> _Work instructions_: Determine how many lines below hold the string "this". Reply with the number alone.

> _Collected data_:
───
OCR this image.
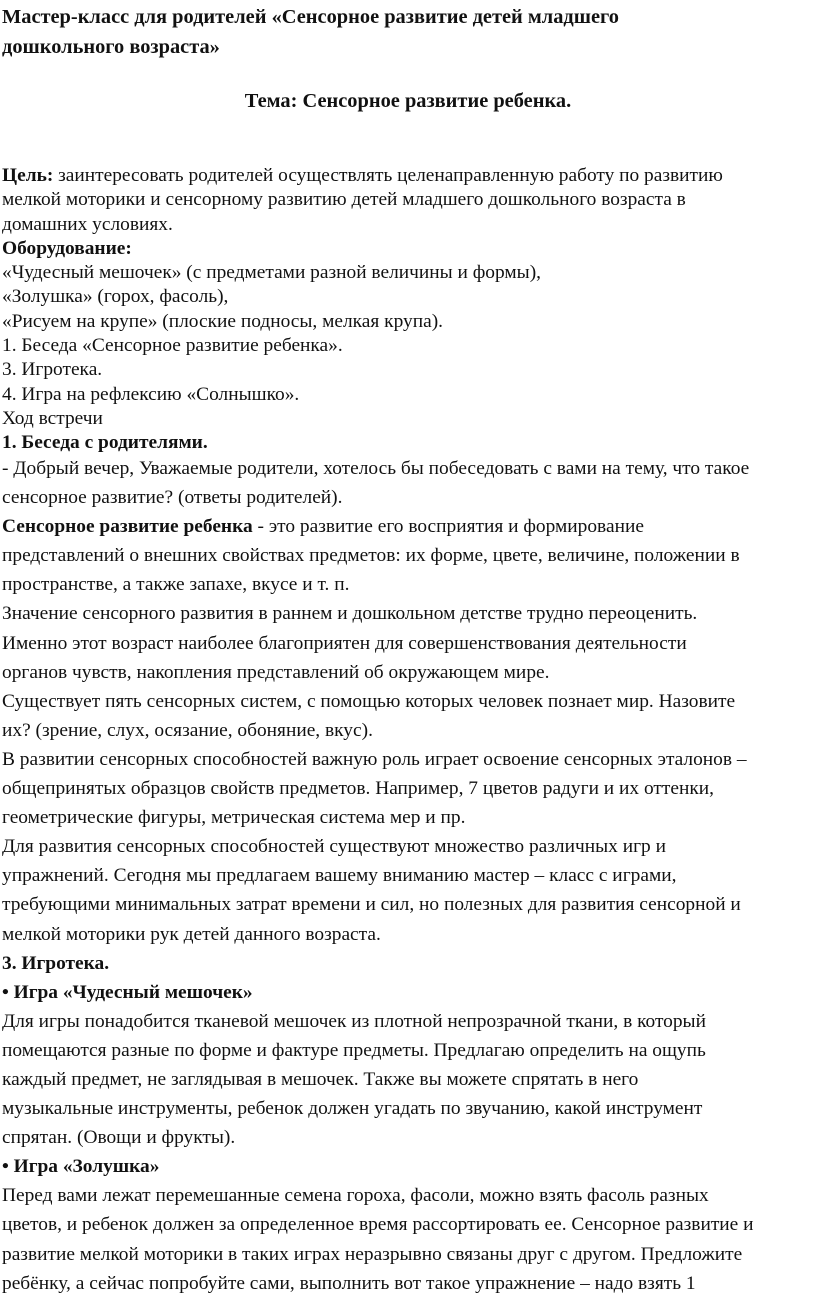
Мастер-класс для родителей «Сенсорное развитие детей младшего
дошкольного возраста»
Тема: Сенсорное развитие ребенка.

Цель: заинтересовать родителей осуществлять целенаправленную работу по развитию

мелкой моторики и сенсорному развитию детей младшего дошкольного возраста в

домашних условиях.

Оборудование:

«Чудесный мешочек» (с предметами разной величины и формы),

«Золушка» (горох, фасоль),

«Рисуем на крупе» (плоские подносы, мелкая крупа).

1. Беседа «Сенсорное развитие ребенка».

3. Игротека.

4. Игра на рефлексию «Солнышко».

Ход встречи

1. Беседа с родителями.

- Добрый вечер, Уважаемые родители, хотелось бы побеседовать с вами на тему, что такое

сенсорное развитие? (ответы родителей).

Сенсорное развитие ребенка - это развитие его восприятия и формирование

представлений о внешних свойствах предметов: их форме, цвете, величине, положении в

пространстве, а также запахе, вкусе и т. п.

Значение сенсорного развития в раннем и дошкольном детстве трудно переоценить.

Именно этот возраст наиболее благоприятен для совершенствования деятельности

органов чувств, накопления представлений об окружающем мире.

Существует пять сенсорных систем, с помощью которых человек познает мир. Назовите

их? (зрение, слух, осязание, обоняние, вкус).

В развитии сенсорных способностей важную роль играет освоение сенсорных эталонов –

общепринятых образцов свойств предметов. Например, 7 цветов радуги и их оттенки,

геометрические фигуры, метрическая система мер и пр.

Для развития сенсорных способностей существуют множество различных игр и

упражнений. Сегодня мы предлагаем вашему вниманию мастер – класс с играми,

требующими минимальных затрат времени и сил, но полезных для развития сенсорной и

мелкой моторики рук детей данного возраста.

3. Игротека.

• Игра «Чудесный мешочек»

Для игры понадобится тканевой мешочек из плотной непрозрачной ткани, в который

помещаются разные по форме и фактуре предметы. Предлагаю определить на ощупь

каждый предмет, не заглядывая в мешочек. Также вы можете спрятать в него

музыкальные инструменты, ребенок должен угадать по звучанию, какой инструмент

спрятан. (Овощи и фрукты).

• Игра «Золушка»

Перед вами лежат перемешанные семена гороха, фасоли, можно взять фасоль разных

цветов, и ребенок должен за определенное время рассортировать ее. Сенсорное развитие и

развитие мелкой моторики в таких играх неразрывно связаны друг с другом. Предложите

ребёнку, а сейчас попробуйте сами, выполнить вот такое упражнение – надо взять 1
───
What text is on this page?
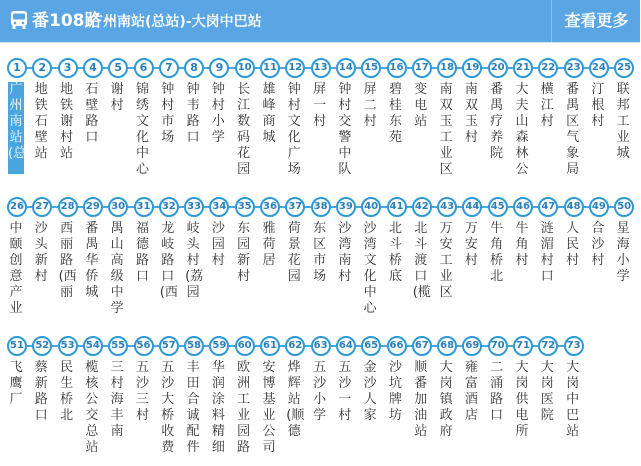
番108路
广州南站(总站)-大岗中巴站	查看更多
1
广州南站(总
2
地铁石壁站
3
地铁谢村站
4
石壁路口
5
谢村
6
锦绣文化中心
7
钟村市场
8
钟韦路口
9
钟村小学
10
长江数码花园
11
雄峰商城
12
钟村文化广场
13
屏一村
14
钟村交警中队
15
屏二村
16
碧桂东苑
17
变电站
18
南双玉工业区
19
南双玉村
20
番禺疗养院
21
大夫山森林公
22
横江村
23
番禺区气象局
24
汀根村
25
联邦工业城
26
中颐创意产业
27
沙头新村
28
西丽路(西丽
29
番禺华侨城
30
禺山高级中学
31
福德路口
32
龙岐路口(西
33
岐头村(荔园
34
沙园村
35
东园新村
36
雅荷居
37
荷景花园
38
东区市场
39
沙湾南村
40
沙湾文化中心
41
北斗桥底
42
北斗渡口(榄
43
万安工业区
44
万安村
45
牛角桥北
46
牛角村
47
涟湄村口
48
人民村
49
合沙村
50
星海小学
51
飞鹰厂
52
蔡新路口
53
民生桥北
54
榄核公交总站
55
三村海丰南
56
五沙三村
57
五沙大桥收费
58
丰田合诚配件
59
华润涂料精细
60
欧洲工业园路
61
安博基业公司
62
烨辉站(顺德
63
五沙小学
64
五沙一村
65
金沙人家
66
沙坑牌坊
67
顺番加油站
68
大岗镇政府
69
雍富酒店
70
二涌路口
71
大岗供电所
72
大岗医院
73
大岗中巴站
───
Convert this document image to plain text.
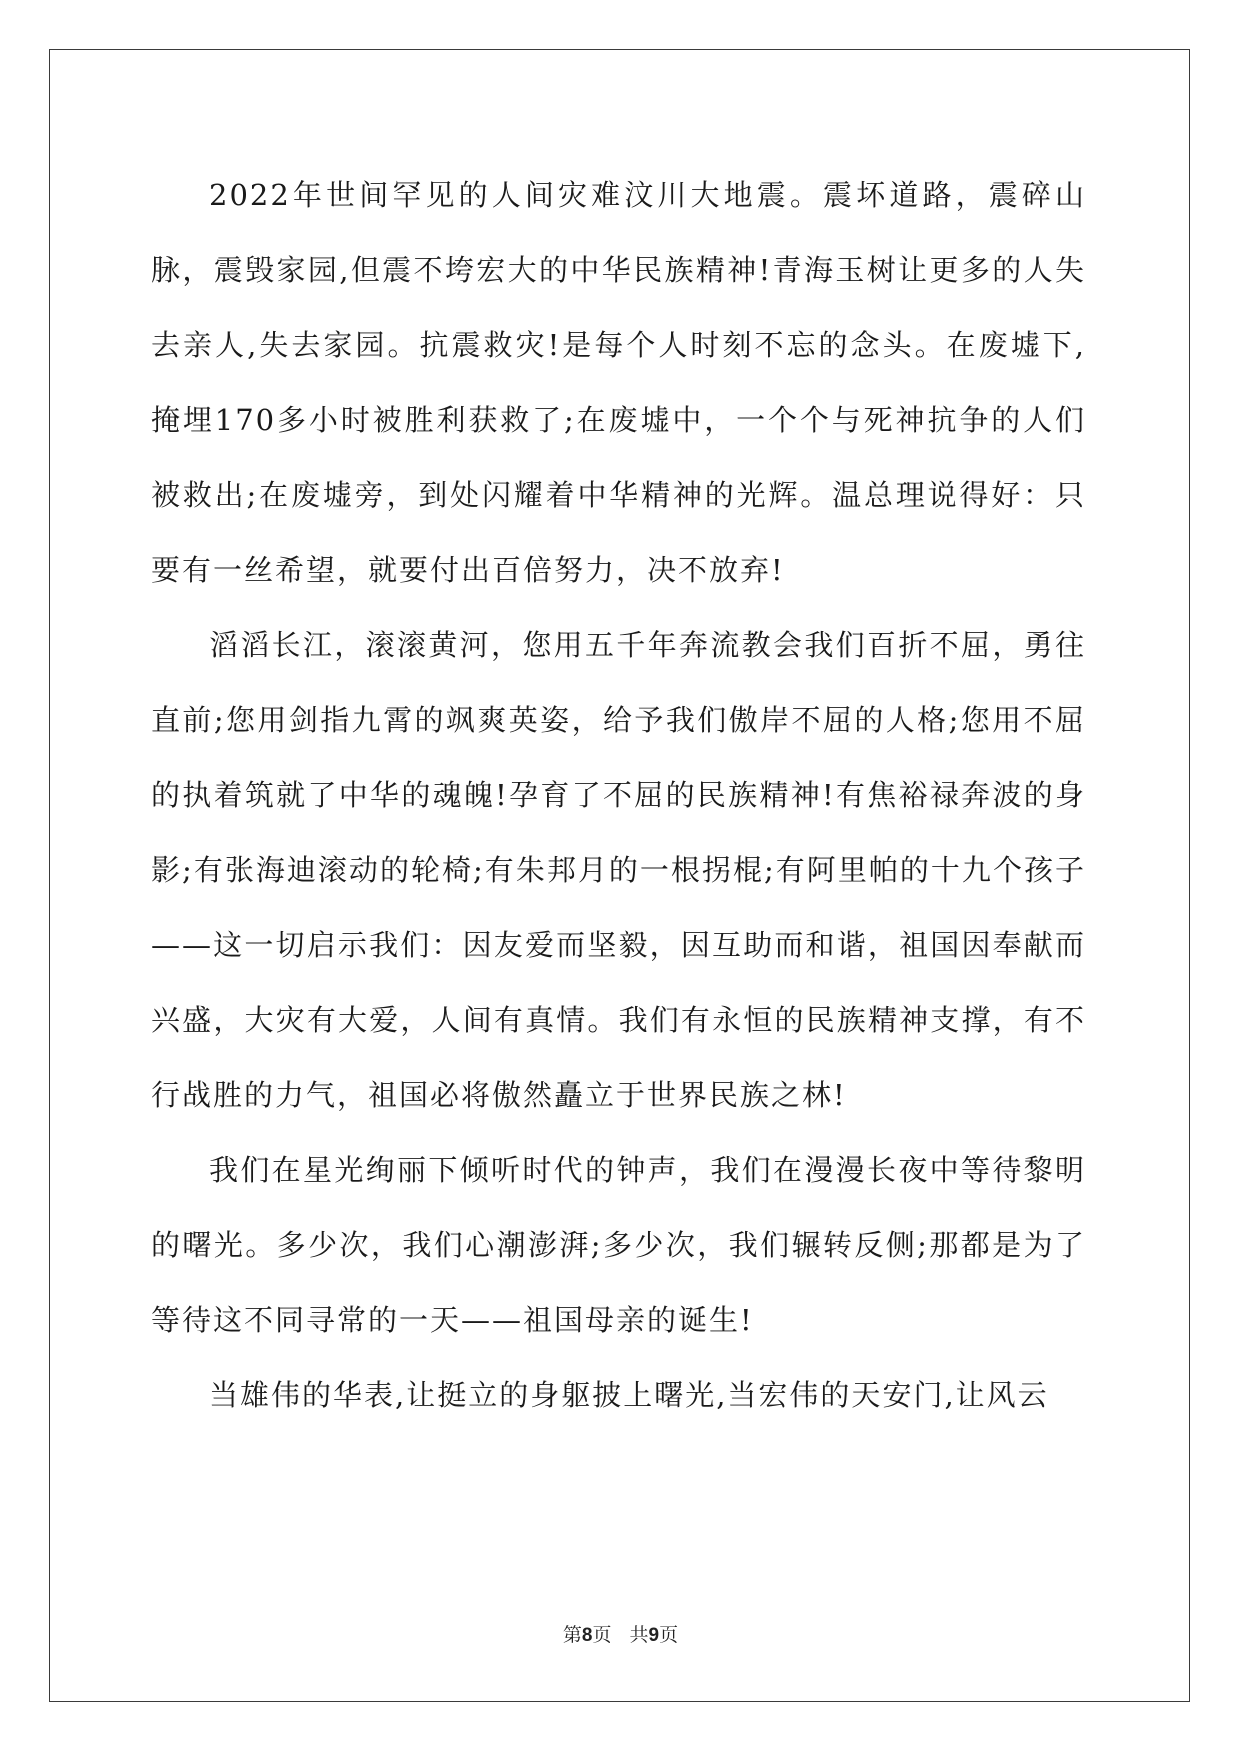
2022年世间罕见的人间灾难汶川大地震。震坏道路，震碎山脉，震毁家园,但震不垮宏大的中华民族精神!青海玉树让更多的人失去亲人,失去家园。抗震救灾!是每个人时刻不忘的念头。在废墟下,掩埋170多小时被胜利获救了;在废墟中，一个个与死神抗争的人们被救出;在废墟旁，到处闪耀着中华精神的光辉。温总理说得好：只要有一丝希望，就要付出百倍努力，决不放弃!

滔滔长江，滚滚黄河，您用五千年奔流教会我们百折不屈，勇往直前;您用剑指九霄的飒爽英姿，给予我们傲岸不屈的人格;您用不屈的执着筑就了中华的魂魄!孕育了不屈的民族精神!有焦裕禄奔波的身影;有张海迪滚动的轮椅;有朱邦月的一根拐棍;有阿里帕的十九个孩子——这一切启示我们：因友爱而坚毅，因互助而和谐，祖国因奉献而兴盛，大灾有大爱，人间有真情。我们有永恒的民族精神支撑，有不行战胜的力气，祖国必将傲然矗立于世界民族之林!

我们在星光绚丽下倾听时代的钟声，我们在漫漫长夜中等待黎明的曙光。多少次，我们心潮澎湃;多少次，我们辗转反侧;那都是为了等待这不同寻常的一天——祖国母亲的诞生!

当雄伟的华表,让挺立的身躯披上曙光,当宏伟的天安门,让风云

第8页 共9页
───
> _Response below_: 3